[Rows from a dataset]
━━━━━━━━━━━━━━━━━━━━━━━━━━━━━━

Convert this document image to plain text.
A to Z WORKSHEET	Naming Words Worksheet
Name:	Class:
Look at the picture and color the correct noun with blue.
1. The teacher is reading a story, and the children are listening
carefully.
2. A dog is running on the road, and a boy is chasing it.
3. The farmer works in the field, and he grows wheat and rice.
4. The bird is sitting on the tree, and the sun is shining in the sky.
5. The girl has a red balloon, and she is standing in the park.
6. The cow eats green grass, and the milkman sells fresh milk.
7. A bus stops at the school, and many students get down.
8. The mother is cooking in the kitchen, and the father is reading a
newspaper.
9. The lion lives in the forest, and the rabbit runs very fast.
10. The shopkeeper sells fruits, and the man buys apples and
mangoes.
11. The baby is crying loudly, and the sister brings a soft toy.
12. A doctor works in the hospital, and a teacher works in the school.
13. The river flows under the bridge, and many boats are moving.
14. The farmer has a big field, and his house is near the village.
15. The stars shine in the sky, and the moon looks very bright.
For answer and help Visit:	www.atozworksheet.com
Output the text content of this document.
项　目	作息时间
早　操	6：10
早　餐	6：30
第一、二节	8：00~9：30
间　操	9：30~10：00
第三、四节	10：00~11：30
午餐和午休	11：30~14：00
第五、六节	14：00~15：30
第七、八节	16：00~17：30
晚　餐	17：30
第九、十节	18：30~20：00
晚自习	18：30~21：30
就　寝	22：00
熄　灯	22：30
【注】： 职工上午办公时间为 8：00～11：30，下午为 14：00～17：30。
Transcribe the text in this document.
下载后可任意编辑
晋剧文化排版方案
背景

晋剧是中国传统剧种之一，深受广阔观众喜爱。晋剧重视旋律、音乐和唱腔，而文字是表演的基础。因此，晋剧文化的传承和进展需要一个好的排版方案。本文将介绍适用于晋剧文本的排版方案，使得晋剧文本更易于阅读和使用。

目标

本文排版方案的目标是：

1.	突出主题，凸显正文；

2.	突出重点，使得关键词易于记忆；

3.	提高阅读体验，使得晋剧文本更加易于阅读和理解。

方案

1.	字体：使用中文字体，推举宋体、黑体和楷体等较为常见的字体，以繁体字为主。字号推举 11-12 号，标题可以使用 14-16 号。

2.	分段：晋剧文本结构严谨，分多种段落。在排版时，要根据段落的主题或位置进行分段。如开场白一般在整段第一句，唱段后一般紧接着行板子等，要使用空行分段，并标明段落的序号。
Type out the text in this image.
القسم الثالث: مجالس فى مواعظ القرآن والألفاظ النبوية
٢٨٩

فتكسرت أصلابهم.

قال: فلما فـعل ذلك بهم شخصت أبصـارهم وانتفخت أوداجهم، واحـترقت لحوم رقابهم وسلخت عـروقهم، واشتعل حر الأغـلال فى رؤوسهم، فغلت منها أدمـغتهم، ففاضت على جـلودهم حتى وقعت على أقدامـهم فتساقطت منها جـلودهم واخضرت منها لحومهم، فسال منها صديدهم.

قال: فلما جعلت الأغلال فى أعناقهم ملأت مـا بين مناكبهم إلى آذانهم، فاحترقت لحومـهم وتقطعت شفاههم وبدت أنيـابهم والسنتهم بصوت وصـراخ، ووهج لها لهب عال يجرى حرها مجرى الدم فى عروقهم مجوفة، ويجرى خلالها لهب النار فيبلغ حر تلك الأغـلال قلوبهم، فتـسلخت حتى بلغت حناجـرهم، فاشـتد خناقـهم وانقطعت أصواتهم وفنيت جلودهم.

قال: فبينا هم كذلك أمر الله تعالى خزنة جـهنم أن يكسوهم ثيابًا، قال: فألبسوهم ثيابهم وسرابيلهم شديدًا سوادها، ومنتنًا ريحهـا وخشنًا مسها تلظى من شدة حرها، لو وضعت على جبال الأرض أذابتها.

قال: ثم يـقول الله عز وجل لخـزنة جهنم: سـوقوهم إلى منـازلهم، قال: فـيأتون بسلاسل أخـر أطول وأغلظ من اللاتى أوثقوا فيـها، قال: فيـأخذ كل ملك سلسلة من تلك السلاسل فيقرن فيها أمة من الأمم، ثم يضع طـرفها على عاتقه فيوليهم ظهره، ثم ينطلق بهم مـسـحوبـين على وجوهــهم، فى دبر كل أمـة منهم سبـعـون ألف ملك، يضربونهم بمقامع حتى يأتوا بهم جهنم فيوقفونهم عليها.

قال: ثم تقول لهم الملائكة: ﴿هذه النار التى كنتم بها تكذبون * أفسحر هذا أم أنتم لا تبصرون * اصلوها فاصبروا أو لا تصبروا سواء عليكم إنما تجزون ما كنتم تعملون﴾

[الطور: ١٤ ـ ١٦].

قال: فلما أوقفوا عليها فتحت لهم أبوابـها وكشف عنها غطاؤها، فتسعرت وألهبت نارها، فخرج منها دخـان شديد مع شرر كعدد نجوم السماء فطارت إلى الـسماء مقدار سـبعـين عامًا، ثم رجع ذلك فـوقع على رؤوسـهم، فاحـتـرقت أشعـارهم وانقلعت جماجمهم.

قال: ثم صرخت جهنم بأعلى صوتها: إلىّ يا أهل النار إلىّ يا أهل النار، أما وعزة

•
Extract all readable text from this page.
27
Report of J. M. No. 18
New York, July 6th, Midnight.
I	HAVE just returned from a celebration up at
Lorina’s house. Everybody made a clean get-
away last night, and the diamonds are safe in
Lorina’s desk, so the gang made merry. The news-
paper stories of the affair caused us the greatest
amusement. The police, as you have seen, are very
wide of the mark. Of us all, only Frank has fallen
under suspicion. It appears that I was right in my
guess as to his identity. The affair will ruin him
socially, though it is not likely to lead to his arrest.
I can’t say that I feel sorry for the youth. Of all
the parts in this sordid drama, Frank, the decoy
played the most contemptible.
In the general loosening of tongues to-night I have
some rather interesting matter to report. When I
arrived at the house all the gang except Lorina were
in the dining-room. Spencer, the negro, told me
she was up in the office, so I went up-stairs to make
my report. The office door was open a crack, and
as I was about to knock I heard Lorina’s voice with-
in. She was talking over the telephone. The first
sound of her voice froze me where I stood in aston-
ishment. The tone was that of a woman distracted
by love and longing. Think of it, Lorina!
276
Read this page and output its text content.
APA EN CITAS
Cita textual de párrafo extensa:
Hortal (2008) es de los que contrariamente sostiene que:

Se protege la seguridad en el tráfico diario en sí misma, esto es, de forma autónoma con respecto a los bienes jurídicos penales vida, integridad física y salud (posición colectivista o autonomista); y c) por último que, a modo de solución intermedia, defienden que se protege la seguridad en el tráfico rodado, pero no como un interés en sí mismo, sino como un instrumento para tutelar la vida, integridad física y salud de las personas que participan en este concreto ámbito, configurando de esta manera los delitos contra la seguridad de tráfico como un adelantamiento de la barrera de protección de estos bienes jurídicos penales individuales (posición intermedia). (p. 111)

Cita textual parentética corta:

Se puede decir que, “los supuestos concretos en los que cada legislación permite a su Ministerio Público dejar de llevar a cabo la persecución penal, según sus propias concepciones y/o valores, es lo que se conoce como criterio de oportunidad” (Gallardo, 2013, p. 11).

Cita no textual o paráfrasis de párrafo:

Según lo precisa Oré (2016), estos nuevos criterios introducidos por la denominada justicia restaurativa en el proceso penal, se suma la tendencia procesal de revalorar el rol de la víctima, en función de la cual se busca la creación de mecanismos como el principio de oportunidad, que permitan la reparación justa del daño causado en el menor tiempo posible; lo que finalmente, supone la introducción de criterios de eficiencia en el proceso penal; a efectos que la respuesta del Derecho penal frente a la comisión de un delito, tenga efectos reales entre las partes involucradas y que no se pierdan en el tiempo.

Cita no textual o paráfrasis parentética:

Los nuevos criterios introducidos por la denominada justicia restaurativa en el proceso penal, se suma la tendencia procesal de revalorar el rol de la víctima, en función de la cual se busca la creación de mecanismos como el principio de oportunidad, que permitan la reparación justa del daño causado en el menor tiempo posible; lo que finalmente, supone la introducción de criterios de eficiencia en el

━━━━━━━━━━━━━━━━━━━━━━━━━━━━━━

(Your task):
Give the count of lines in the listing that hold the word "affair", with no other text.

(Expected output):
2